▸ **TASK GOAL**: Print the entries below in their entirety, exactly as they are written.

######

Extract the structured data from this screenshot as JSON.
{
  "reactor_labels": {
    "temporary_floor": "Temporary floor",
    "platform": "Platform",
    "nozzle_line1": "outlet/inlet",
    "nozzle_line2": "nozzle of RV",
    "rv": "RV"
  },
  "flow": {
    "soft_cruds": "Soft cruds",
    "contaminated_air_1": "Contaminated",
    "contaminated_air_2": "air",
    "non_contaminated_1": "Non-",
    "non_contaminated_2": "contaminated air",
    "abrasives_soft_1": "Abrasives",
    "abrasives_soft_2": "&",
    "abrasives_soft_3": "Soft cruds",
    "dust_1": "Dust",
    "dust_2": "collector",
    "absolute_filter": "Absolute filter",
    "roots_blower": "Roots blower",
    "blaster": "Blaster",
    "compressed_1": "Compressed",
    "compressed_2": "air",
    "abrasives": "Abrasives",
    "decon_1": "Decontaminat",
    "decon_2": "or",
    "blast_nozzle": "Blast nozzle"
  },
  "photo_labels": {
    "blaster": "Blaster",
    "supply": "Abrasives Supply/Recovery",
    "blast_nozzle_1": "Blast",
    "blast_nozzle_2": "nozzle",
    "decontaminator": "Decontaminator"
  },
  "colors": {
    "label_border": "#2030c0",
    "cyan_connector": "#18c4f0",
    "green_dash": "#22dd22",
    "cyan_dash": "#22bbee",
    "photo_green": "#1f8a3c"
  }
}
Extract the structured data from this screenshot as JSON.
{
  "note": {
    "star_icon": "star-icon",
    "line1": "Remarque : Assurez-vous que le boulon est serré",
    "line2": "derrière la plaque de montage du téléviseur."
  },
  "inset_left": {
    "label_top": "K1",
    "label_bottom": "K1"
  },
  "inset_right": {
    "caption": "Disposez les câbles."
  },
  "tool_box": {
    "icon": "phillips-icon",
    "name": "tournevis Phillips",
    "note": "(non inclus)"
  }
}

######

▸ **ANSWER BELOW**:
Extract the structured data from this screenshot as JSON.
{
  "reactor_labels": {
    "temporary_floor": "Temporary floor",
    "platform": "Platform",
    "nozzle_line1": "outlet/inlet",
    "nozzle_line2": "nozzle of RV",
    "rv": "RV"
  },
  "flow": {
    "soft_cruds": "Soft cruds",
    "contaminated_air_1": "Contaminated",
    "contaminated_air_2": "air",
    "non_contaminated_1": "Non-",
    "non_contaminated_2": "contaminated air",
    "abrasives_soft_1": "Abrasives",
    "abrasives_soft_2": "&",
    "abrasives_soft_3": "Soft cruds",
    "dust_1": "Dust",
    "dust_2": "collector",
    "absolute_filter": "Absolute filter",
    "roots_blower": "Roots blower",
    "blaster": "Blaster",
    "compressed_1": "Compressed",
    "compressed_2": "air",
    "abrasives": "Abrasives",
    "decon_1": "Decontaminat",
    "decon_2": "or",
    "blast_nozzle": "Blast nozzle"
  },
  "photo_labels": {
    "blaster": "Blaster",
    "supply": "Abrasives Supply/Recovery",
    "blast_nozzle_1": "Blast",
    "blast_nozzle_2": "nozzle",
    "decontaminator": "Decontaminator"
  },
  "colors": {
    "label_border": "#2030c0",
    "cyan_connector": "#18c4f0",
    "green_dash": "#22dd22",
    "cyan_dash": "#22bbee",
    "photo_green": "#1f8a3c"
  }
}
Extract the structured data from this screenshot as JSON.
{
  "note": {
    "star_icon": "star-icon",
    "line1": "Remarque : Assurez-vous que le boulon est serré",
    "line2": "derrière la plaque de montage du téléviseur."
  },
  "inset_left": {
    "label_top": "K1",
    "label_bottom": "K1"
  },
  "inset_right": {
    "caption": "Disposez les câbles."
  },
  "tool_box": {
    "icon": "phillips-icon",
    "name": "tournevis Phillips",
    "note": "(non inclus)"
  }
}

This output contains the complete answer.